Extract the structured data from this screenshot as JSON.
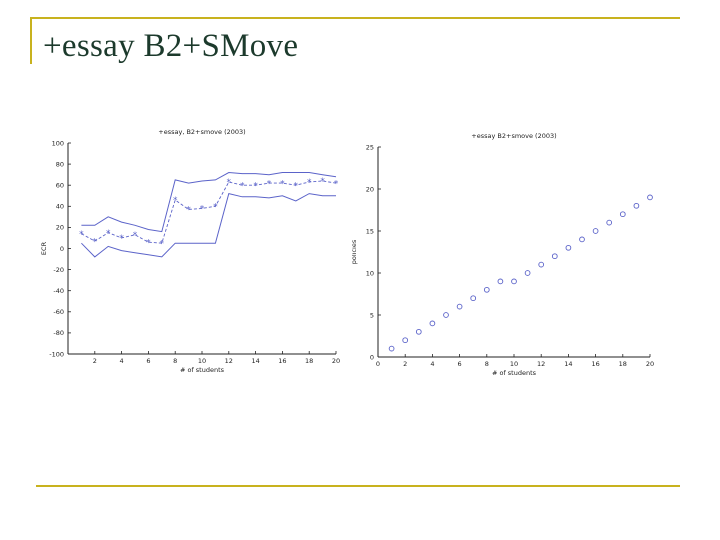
{
  "slide": {
    "title": "+essay B2+SMove"
  },
  "colors": {
    "accent_rule": "#c8b21e",
    "series": "#5b63c9"
  },
  "chart_data": [
    {
      "type": "line",
      "title": "+essay, B2+smove (2003)",
      "xlabel": "# of students",
      "ylabel": "ECR",
      "xlim": [
        0,
        20
      ],
      "ylim": [
        -100,
        100
      ],
      "xticks": [
        2,
        4,
        6,
        8,
        10,
        12,
        14,
        16,
        18,
        20
      ],
      "yticks": [
        100,
        80,
        60,
        40,
        20,
        0,
        -20,
        -40,
        -60,
        -80,
        -100
      ],
      "grid": false,
      "x": [
        1,
        2,
        3,
        4,
        5,
        6,
        7,
        8,
        9,
        10,
        11,
        12,
        13,
        14,
        15,
        16,
        17,
        18,
        19,
        20
      ],
      "series": [
        {
          "style": "upper-bound",
          "values": [
            22,
            22,
            30,
            25,
            22,
            18,
            16,
            65,
            62,
            64,
            65,
            72,
            71,
            71,
            70,
            72,
            72,
            72,
            70,
            68
          ]
        },
        {
          "style": "estimate",
          "marker": "*",
          "values": [
            14,
            7,
            15,
            10,
            13,
            6,
            5,
            46,
            37,
            38,
            40,
            63,
            60,
            60,
            62,
            62,
            60,
            63,
            64,
            62
          ]
        },
        {
          "style": "lower-bound",
          "values": [
            5,
            -8,
            2,
            -2,
            -4,
            -6,
            -8,
            5,
            5,
            5,
            5,
            52,
            49,
            49,
            48,
            50,
            45,
            52,
            50,
            50
          ]
        }
      ]
    },
    {
      "type": "scatter",
      "title": "+essay B2+smove (2003)",
      "xlabel": "# of students",
      "ylabel": "policies",
      "xlim": [
        0,
        20
      ],
      "ylim": [
        0,
        25
      ],
      "xticks": [
        0,
        2,
        4,
        6,
        8,
        10,
        12,
        14,
        16,
        18,
        20
      ],
      "yticks": [
        25,
        20,
        15,
        10,
        5,
        0
      ],
      "grid": false,
      "marker": "o",
      "x": [
        1,
        2,
        3,
        4,
        5,
        6,
        7,
        8,
        9,
        10,
        11,
        12,
        13,
        14,
        15,
        16,
        17,
        18,
        19,
        20
      ],
      "values": [
        1,
        2,
        3,
        4,
        5,
        6,
        7,
        8,
        9,
        9,
        10,
        11,
        12,
        13,
        14,
        15,
        16,
        17,
        18,
        19
      ]
    }
  ]
}
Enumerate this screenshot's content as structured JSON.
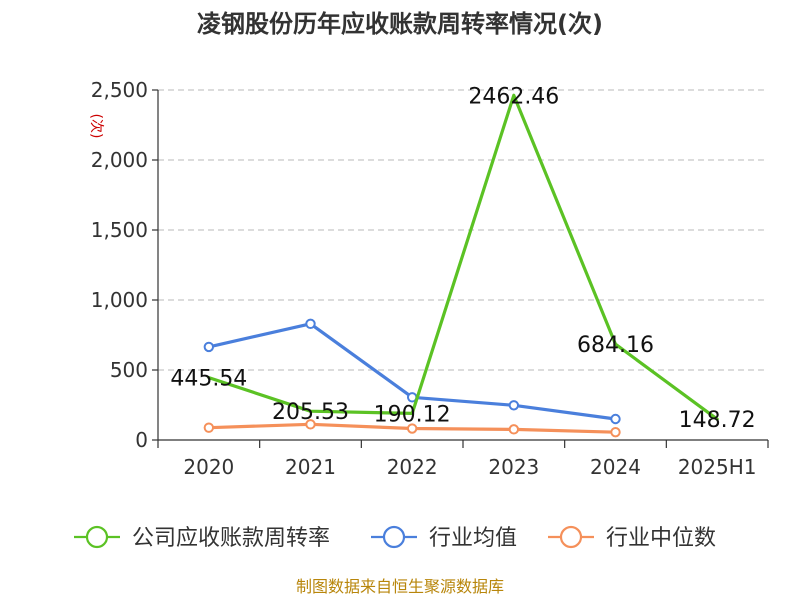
{
  "chart_data": {
    "type": "line",
    "title": "凌钢股份历年应收账款周转率情况(次)",
    "ylabel": "(次)",
    "xlabel": "",
    "categories": [
      "2020",
      "2021",
      "2022",
      "2023",
      "2024",
      "2025H1"
    ],
    "ylim": [
      0,
      2500
    ],
    "yticks": [
      0,
      500,
      1000,
      1500,
      2000,
      2500
    ],
    "ytick_labels": [
      "0",
      "500",
      "1,000",
      "1,500",
      "2,000",
      "2,500"
    ],
    "grid": true,
    "legend_position": "bottom",
    "series": [
      {
        "name": "公司应收账款周转率",
        "color": "#5bc224",
        "values": [
          445.54,
          205.53,
          190.12,
          2462.46,
          684.16,
          148.72
        ],
        "labels": [
          "445.54",
          "205.53",
          "190.12",
          "2462.46",
          "684.16",
          "148.72"
        ],
        "markers": false
      },
      {
        "name": "行业均值",
        "color": "#4a7fdc",
        "values": [
          665,
          830,
          305,
          248,
          150,
          null
        ],
        "markers": true
      },
      {
        "name": "行业中位数",
        "color": "#f5905a",
        "values": [
          88,
          112,
          82,
          76,
          56,
          null
        ],
        "markers": true
      }
    ]
  },
  "source": "制图数据来自恒生聚源数据库"
}
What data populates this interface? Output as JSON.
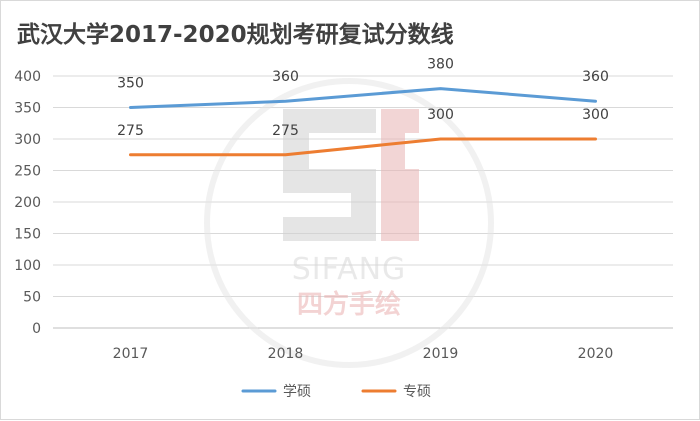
{
  "chart_data": {
    "type": "line",
    "title": "武汉大学2017-2020规划考研复试分数线",
    "categories": [
      "2017",
      "2018",
      "2019",
      "2020"
    ],
    "ylim": [
      0,
      400
    ],
    "yticks": [
      0,
      50,
      100,
      150,
      200,
      250,
      300,
      350,
      400
    ],
    "grid": true,
    "legend_position": "bottom",
    "series": [
      {
        "name": "学硕",
        "values": [
          350,
          360,
          380,
          360
        ],
        "color": "#5b9bd5"
      },
      {
        "name": "专硕",
        "values": [
          275,
          275,
          300,
          300
        ],
        "color": "#ed7d31"
      }
    ]
  },
  "watermark": {
    "brand_en": "SIFANG",
    "brand_cn": "四方手绘"
  }
}
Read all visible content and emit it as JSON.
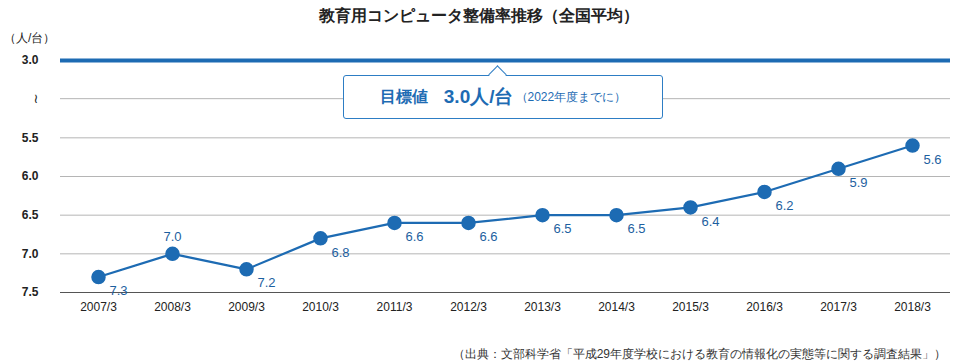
{
  "chart_data": {
    "type": "line",
    "title": "教育用コンピュータ整備率推移（全国平均）",
    "y_label": "（人/台）",
    "categories": [
      "2007/3",
      "2008/3",
      "2009/3",
      "2010/3",
      "2011/3",
      "2012/3",
      "2013/3",
      "2014/3",
      "2015/3",
      "2016/3",
      "2017/3",
      "2018/3"
    ],
    "values": [
      7.3,
      7.0,
      7.2,
      6.8,
      6.6,
      6.6,
      6.5,
      6.5,
      6.4,
      6.2,
      5.9,
      5.6
    ],
    "value_labels": [
      "7.3",
      "7.0",
      "7.2",
      "6.8",
      "6.6",
      "6.6",
      "6.5",
      "6.5",
      "6.4",
      "6.2",
      "5.9",
      "5.6"
    ],
    "color": "#1d6bb3",
    "marker": "circle",
    "data_labels": true,
    "ylim": [
      7.5,
      3.0
    ],
    "yticks": [
      {
        "value": 3.0,
        "label": "3.0"
      },
      5.5,
      {
        "value": 6.0,
        "label": "6.0"
      },
      6.5,
      {
        "value": 7.0,
        "label": "7.0"
      },
      7.5
    ],
    "axis_break": "≀",
    "grid": true,
    "annotations": [
      {
        "y": 3.0,
        "text": "目標値",
        "value_label": "3.0人/台",
        "note": "（2022年度までに）",
        "color": "#1d6bb3"
      }
    ],
    "caption": "（出典：文部科学省「平成29年度学校における教育の情報化の実態等に関する調査結果」）"
  }
}
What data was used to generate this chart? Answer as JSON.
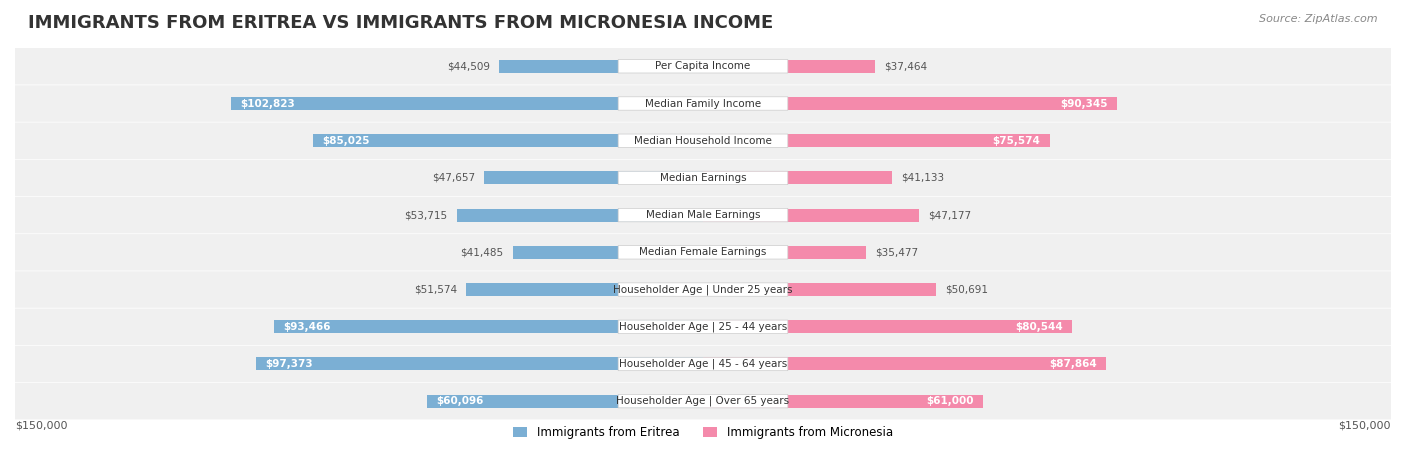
{
  "title": "IMMIGRANTS FROM ERITREA VS IMMIGRANTS FROM MICRONESIA INCOME",
  "source": "Source: ZipAtlas.com",
  "categories": [
    "Per Capita Income",
    "Median Family Income",
    "Median Household Income",
    "Median Earnings",
    "Median Male Earnings",
    "Median Female Earnings",
    "Householder Age | Under 25 years",
    "Householder Age | 25 - 44 years",
    "Householder Age | 45 - 64 years",
    "Householder Age | Over 65 years"
  ],
  "eritrea_values": [
    44509,
    102823,
    85025,
    47657,
    53715,
    41485,
    51574,
    93466,
    97373,
    60096
  ],
  "micronesia_values": [
    37464,
    90345,
    75574,
    41133,
    47177,
    35477,
    50691,
    80544,
    87864,
    61000
  ],
  "eritrea_labels": [
    "$44,509",
    "$102,823",
    "$85,025",
    "$47,657",
    "$53,715",
    "$41,485",
    "$51,574",
    "$93,466",
    "$97,373",
    "$60,096"
  ],
  "micronesia_labels": [
    "$37,464",
    "$90,345",
    "$75,574",
    "$41,133",
    "$47,177",
    "$35,477",
    "$50,691",
    "$80,544",
    "$87,864",
    "$61,000"
  ],
  "eritrea_color": "#7bafd4",
  "micronesia_color": "#f48aab",
  "eritrea_color_dark": "#5b8fbf",
  "micronesia_color_dark": "#e8638e",
  "max_value": 150000,
  "legend_eritrea": "Immigrants from Eritrea",
  "legend_micronesia": "Immigrants from Micronesia",
  "background_color": "#ffffff",
  "row_bg_color": "#f0f0f0",
  "label_fontsize": 8.5,
  "title_fontsize": 13,
  "axis_label": "$150,000"
}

————

Directions for this task: Return from the data every line that holds "style".

Reply to the exercise:
          "style": "upper-bound",
          "style": "estimate",
          "style": "lower-bound",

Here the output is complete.